PROBLEM:
Every line containing the word "Nodo" needs to be found and copied.

(Structured figure records)

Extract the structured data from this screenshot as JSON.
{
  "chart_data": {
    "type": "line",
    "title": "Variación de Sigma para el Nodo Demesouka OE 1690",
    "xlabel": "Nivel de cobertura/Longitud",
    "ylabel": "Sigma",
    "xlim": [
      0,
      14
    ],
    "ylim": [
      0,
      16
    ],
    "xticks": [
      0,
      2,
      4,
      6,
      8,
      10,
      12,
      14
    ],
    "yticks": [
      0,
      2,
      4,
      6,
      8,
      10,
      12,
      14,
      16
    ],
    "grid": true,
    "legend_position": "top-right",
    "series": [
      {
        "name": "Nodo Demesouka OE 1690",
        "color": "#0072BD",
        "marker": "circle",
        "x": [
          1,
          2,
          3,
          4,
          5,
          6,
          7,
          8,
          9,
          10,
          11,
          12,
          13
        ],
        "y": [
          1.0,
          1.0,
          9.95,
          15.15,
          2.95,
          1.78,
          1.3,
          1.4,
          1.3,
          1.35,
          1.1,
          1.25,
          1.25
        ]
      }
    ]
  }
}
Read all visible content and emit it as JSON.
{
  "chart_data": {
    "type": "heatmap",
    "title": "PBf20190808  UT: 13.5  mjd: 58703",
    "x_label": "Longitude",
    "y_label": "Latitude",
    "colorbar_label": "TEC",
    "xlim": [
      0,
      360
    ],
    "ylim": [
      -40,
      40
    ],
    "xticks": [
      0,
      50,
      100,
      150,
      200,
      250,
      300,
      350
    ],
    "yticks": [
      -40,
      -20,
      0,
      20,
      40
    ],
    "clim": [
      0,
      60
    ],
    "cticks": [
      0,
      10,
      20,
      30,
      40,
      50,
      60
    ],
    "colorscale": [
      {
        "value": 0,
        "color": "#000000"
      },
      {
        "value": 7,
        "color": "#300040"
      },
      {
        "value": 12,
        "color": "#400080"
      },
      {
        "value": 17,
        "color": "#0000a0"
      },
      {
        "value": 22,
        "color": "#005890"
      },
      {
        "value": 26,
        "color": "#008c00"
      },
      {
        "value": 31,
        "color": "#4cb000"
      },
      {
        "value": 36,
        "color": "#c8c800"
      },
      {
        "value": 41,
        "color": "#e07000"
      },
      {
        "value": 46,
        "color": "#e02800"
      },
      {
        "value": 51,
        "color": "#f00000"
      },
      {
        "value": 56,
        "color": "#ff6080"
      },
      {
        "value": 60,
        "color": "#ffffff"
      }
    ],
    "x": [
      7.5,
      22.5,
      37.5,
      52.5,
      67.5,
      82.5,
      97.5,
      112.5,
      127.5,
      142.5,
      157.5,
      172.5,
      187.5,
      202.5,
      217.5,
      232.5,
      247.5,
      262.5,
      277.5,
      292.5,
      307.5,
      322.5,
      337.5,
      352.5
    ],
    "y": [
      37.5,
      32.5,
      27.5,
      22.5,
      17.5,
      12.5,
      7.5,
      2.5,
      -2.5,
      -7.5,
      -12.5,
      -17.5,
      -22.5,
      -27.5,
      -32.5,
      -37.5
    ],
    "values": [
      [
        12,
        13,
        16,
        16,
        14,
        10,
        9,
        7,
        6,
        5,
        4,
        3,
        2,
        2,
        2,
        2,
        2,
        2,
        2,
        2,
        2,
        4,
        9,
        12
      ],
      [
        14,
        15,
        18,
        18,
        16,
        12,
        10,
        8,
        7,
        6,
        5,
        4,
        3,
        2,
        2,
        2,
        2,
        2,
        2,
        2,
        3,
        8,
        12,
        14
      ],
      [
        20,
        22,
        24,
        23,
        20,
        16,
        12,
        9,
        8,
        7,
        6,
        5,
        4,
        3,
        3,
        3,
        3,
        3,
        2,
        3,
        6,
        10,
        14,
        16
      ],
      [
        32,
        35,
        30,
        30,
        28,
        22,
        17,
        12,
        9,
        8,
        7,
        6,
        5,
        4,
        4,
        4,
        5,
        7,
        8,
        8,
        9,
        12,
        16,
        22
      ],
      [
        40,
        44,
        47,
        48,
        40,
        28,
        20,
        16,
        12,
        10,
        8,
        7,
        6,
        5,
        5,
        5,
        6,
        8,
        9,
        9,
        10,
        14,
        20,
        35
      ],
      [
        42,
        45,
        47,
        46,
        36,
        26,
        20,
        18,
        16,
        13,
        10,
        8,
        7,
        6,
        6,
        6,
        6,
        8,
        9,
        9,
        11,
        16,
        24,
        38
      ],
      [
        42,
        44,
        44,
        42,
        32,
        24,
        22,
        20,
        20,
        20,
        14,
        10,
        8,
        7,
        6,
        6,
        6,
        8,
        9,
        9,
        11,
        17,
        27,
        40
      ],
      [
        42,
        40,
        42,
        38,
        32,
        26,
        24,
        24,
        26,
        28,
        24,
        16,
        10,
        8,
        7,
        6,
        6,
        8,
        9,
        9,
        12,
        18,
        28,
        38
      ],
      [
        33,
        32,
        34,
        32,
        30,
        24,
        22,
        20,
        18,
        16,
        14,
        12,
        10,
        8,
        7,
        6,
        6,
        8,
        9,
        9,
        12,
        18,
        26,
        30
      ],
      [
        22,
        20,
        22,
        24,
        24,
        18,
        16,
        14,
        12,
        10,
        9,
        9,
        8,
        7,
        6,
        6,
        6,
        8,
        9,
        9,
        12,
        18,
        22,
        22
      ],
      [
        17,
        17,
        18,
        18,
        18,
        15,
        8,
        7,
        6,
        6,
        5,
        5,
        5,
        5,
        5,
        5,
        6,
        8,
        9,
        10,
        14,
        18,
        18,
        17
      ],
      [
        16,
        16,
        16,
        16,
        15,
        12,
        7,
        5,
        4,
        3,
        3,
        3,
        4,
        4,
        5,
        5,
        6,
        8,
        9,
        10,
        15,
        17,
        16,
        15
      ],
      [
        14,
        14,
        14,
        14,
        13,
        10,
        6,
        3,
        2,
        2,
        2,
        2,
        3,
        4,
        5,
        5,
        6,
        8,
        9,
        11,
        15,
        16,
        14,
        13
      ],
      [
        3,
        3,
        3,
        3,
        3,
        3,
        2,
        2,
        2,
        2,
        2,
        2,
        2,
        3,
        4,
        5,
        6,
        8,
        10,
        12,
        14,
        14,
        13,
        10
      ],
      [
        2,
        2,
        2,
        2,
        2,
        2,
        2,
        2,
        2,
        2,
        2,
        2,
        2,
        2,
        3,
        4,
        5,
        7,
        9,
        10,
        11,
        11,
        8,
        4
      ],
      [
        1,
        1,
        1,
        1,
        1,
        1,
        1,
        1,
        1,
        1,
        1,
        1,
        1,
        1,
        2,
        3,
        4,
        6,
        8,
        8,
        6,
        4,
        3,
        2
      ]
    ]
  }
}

ANSWER FOR THE TASK:
    "title": "Variación de Sigma para el Nodo Demesouka OE 1690",
        "name": "Nodo Demesouka OE 1690",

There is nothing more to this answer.